=== Set exercise ===
From the listing below, pick out each line with the word "this".
::::::::
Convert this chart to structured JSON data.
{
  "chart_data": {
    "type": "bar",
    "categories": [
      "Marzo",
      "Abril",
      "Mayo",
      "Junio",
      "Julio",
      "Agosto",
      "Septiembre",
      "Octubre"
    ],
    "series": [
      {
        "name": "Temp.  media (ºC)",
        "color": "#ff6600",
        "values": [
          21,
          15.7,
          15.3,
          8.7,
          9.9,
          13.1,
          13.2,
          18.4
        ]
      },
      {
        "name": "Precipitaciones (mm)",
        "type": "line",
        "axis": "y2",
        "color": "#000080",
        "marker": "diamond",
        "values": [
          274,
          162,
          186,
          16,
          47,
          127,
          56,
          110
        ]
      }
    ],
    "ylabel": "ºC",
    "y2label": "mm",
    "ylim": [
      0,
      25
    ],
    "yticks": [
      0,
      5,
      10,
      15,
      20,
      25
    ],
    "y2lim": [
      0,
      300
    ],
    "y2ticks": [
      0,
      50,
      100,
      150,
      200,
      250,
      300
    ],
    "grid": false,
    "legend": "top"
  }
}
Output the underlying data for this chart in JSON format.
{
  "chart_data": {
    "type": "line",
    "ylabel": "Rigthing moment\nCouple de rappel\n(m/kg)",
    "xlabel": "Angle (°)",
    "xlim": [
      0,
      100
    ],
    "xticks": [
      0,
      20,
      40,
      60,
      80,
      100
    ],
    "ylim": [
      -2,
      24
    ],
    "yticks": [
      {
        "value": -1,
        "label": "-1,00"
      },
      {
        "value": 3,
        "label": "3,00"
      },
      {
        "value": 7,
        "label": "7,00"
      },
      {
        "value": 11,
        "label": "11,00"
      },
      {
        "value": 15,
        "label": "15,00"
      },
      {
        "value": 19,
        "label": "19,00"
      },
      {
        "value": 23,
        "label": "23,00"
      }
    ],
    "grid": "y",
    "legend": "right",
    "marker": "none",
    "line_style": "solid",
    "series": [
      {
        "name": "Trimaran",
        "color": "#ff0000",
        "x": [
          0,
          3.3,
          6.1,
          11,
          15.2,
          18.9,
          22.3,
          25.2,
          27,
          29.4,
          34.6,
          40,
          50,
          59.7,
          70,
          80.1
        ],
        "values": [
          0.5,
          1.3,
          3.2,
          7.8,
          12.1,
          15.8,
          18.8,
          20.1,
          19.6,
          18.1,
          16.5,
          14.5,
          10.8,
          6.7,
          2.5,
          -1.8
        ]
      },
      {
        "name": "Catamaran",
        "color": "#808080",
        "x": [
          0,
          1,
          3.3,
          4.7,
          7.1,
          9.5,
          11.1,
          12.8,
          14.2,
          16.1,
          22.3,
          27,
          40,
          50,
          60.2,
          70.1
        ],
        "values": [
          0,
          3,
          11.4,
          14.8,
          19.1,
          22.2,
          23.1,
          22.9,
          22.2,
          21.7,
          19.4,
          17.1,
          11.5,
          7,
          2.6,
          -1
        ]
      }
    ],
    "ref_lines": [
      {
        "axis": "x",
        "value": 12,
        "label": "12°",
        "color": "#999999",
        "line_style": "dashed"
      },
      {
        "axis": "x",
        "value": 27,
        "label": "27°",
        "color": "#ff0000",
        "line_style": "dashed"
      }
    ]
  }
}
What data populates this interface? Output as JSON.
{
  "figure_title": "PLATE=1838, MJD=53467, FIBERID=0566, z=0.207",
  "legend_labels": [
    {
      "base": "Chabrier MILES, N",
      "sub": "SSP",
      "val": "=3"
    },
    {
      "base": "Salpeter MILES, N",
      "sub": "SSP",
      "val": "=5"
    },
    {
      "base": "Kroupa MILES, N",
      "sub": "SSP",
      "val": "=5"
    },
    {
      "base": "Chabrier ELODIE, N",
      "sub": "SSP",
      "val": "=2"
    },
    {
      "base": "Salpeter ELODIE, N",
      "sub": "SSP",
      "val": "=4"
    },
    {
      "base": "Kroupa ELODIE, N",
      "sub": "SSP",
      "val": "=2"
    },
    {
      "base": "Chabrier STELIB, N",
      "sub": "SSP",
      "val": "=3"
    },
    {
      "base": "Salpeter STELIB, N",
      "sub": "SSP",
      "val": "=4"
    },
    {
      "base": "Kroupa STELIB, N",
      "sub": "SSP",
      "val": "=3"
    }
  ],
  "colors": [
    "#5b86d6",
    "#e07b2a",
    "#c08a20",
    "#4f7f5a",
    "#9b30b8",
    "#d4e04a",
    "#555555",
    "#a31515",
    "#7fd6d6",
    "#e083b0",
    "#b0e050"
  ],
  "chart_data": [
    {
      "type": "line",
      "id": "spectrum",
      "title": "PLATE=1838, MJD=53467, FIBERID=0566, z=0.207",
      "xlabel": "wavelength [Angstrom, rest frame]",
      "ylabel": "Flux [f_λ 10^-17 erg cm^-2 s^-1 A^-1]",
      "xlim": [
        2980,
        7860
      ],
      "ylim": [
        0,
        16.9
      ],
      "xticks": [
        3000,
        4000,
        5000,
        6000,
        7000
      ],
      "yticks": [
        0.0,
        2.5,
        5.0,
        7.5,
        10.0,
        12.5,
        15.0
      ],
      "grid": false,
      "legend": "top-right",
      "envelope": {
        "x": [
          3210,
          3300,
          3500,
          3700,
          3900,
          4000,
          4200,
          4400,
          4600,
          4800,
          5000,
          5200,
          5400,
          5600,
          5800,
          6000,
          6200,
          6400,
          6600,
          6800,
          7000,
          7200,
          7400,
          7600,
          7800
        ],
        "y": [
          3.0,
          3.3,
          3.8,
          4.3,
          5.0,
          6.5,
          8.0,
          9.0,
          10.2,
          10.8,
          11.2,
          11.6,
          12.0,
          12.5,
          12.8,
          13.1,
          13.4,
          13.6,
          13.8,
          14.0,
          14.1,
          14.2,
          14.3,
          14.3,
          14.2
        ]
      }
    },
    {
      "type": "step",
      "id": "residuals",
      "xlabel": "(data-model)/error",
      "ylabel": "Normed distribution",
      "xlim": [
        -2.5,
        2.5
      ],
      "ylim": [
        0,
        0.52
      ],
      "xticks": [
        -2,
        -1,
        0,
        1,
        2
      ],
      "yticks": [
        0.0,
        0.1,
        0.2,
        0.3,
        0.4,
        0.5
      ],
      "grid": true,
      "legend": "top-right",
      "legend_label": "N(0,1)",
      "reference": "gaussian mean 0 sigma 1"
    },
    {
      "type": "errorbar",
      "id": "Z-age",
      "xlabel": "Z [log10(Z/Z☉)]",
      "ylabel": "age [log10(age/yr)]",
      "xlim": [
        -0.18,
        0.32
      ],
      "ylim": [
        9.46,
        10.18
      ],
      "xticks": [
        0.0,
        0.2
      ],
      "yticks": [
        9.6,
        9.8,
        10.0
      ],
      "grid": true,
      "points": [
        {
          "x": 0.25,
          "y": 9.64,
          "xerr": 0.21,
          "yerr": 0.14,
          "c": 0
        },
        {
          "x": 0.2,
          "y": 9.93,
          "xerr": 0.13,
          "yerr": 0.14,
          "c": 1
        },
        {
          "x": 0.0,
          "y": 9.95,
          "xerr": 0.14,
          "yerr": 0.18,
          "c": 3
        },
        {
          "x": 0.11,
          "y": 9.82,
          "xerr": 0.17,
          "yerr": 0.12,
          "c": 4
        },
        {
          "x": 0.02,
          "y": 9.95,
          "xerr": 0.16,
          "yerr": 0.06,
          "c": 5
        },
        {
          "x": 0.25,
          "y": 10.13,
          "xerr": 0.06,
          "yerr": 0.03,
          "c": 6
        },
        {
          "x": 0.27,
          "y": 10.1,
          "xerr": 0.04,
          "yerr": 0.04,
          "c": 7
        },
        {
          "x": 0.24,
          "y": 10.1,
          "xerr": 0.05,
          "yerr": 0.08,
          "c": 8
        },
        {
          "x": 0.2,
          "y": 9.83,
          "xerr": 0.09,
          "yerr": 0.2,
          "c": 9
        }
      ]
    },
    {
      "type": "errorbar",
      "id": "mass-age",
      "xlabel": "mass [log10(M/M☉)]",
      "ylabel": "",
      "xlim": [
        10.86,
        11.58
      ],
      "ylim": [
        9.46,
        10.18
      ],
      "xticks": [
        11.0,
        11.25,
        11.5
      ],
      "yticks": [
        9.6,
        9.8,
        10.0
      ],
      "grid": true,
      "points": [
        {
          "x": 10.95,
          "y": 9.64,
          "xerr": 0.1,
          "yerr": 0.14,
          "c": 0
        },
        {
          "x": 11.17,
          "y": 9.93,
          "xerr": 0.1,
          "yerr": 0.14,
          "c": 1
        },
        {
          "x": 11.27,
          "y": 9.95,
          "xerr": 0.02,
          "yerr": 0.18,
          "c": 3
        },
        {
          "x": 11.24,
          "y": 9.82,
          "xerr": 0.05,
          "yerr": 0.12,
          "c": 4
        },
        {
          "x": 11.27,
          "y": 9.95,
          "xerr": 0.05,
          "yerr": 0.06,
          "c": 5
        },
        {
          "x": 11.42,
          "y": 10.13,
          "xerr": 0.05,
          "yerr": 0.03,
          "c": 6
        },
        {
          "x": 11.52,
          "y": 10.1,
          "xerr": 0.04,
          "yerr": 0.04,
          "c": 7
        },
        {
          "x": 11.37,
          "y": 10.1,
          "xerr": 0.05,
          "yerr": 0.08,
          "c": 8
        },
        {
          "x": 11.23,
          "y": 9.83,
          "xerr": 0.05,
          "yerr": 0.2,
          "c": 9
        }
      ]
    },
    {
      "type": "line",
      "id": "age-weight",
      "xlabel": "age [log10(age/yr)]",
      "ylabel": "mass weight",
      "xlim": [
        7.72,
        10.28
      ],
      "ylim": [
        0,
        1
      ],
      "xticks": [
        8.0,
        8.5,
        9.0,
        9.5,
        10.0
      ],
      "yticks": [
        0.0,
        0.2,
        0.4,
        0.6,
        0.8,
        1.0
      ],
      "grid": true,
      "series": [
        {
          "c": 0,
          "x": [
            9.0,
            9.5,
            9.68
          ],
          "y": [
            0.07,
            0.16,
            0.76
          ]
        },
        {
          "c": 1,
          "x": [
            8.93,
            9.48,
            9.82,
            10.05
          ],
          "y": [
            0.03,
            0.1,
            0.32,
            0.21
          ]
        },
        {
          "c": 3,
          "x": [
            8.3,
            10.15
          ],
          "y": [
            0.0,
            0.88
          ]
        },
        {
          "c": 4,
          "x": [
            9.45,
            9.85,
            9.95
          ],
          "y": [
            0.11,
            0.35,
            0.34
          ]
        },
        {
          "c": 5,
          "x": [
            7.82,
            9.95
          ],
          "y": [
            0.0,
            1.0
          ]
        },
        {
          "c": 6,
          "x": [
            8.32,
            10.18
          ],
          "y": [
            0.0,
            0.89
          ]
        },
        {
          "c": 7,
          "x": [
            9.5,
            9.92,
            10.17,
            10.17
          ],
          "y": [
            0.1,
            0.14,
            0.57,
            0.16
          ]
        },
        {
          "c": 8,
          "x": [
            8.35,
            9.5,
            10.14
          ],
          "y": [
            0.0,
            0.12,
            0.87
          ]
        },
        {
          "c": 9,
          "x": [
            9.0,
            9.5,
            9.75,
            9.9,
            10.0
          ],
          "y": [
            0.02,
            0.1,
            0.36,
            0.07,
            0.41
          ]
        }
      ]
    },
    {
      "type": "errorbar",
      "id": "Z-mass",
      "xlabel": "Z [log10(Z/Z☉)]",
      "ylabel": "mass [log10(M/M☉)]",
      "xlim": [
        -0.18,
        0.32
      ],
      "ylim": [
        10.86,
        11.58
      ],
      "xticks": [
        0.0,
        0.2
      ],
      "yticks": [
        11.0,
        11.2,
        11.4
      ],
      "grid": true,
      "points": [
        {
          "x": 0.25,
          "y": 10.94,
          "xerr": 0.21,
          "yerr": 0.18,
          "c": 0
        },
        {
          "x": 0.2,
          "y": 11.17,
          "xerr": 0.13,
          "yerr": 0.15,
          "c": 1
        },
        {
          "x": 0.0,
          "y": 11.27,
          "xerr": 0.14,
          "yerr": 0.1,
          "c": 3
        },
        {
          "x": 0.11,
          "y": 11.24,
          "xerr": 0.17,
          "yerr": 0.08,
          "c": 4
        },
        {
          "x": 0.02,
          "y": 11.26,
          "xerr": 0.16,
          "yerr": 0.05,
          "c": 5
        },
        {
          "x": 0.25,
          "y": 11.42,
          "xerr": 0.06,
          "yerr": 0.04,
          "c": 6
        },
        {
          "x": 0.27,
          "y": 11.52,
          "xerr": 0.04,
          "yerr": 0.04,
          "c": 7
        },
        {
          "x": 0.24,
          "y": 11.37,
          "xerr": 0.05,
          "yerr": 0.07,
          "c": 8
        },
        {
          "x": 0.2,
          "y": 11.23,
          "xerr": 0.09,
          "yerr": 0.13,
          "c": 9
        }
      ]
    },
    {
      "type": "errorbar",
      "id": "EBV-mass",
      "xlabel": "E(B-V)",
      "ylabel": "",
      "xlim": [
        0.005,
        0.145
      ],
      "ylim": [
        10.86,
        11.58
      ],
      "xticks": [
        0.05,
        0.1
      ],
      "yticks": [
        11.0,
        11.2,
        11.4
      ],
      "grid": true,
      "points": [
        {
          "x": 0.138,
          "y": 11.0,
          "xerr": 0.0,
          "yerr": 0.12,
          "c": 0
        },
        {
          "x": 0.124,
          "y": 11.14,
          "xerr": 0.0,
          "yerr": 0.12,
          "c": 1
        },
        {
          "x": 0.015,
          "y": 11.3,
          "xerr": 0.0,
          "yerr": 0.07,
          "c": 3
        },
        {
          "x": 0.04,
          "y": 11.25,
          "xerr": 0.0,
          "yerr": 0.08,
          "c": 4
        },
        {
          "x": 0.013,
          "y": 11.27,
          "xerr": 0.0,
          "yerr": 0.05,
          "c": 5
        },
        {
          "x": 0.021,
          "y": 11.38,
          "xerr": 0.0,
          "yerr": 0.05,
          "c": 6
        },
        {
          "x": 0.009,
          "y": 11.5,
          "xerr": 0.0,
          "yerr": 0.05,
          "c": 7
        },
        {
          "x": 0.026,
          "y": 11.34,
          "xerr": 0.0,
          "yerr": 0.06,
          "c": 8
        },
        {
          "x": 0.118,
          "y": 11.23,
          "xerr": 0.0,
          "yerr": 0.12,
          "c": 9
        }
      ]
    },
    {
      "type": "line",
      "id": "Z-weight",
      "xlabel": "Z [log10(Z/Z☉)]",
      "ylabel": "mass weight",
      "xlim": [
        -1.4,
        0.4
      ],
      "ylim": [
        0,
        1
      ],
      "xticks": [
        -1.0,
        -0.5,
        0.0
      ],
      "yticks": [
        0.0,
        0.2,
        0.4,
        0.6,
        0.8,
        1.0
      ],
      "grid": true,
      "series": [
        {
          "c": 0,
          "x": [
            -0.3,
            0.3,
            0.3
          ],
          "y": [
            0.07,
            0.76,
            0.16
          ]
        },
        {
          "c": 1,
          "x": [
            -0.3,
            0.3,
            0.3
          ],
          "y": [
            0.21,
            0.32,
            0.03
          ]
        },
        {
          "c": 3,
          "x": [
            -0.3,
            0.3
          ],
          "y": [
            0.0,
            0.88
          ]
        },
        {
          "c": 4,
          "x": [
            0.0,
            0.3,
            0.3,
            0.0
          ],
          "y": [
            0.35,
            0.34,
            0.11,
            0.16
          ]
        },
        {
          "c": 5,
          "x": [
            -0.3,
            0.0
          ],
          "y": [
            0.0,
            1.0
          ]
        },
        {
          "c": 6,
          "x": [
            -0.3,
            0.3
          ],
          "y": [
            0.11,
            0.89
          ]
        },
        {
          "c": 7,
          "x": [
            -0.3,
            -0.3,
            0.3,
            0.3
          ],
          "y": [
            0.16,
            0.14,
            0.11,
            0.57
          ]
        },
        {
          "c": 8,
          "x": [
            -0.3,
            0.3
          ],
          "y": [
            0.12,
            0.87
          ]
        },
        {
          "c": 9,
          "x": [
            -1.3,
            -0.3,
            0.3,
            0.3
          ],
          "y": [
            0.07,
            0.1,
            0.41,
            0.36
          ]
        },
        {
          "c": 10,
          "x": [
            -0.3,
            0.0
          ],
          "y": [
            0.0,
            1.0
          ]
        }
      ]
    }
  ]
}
::::::::
=== Response to the task ===
Convert this chart to structured JSON data.
Output the underlying data for this chart in JSON format.
What data populates this interface? Output as JSON.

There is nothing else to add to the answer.